If any record holds an image, omit the image and print the rest exactly.

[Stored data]
* * * * * * * * *
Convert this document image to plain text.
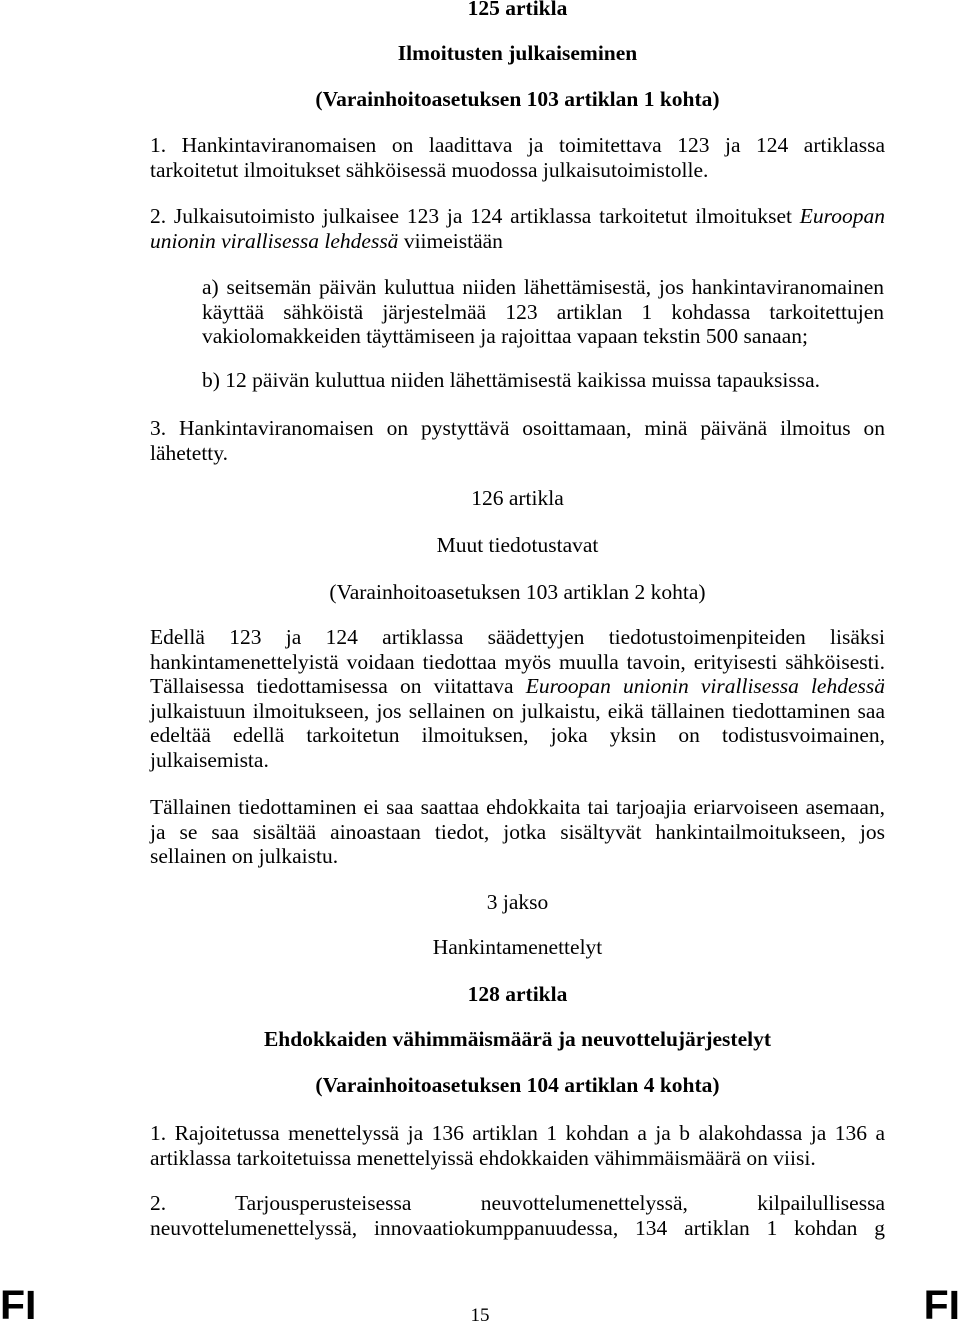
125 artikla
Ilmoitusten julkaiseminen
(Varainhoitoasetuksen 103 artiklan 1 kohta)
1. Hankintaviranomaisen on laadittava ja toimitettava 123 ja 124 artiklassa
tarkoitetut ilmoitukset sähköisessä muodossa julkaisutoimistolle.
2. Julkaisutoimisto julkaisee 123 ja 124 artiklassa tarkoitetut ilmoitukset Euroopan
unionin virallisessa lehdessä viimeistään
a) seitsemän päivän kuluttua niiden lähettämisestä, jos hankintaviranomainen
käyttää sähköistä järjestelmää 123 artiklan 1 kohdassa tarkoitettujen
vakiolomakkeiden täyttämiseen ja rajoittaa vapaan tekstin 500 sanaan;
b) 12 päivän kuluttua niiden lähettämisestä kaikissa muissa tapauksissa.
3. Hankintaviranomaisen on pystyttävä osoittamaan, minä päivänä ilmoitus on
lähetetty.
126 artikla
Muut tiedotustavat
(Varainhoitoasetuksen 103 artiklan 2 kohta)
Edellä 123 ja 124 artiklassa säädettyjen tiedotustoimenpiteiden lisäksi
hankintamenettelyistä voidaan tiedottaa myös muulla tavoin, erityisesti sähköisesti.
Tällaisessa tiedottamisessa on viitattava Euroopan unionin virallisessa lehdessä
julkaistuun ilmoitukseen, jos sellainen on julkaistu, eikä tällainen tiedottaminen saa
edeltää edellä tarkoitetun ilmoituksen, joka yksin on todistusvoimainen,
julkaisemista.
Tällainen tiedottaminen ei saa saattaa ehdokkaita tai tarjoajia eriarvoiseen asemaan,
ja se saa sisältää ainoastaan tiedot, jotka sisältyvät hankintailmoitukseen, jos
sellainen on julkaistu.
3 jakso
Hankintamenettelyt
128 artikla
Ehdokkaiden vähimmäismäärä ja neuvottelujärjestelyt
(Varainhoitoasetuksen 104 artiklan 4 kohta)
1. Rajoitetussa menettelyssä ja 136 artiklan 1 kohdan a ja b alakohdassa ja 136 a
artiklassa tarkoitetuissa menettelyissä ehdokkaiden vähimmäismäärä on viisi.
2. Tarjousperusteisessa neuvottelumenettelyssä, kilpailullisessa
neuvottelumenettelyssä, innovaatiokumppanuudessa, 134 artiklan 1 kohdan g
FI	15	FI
* * * * * * * * *
**Answer space:**
Convert this document image to plain text.
125 artikla
Ilmoitusten julkaiseminen
(Varainhoitoasetuksen 103 artiklan 1 kohta)
1. Hankintaviranomaisen on laadittava ja toimitettava 123 ja 124 artiklassa
tarkoitetut ilmoitukset sähköisessä muodossa julkaisutoimistolle.
2. Julkaisutoimisto julkaisee 123 ja 124 artiklassa tarkoitetut ilmoitukset Euroopan
unionin virallisessa lehdessä viimeistään
a) seitsemän päivän kuluttua niiden lähettämisestä, jos hankintaviranomainen
käyttää sähköistä järjestelmää 123 artiklan 1 kohdassa tarkoitettujen
vakiolomakkeiden täyttämiseen ja rajoittaa vapaan tekstin 500 sanaan;
b) 12 päivän kuluttua niiden lähettämisestä kaikissa muissa tapauksissa.
3. Hankintaviranomaisen on pystyttävä osoittamaan, minä päivänä ilmoitus on
lähetetty.
126 artikla
Muut tiedotustavat
(Varainhoitoasetuksen 103 artiklan 2 kohta)
Edellä 123 ja 124 artiklassa säädettyjen tiedotustoimenpiteiden lisäksi
hankintamenettelyistä voidaan tiedottaa myös muulla tavoin, erityisesti sähköisesti.
Tällaisessa tiedottamisessa on viitattava Euroopan unionin virallisessa lehdessä
julkaistuun ilmoitukseen, jos sellainen on julkaistu, eikä tällainen tiedottaminen saa
edeltää edellä tarkoitetun ilmoituksen, joka yksin on todistusvoimainen,
julkaisemista.
Tällainen tiedottaminen ei saa saattaa ehdokkaita tai tarjoajia eriarvoiseen asemaan,
ja se saa sisältää ainoastaan tiedot, jotka sisältyvät hankintailmoitukseen, jos
sellainen on julkaistu.
3 jakso
Hankintamenettelyt
128 artikla
Ehdokkaiden vähimmäismäärä ja neuvottelujärjestelyt
(Varainhoitoasetuksen 104 artiklan 4 kohta)
1. Rajoitetussa menettelyssä ja 136 artiklan 1 kohdan a ja b alakohdassa ja 136 a
artiklassa tarkoitetuissa menettelyissä ehdokkaiden vähimmäismäärä on viisi.
2. Tarjousperusteisessa neuvottelumenettelyssä, kilpailullisessa
neuvottelumenettelyssä, innovaatiokumppanuudessa, 134 artiklan 1 kohdan g
FI	15	FI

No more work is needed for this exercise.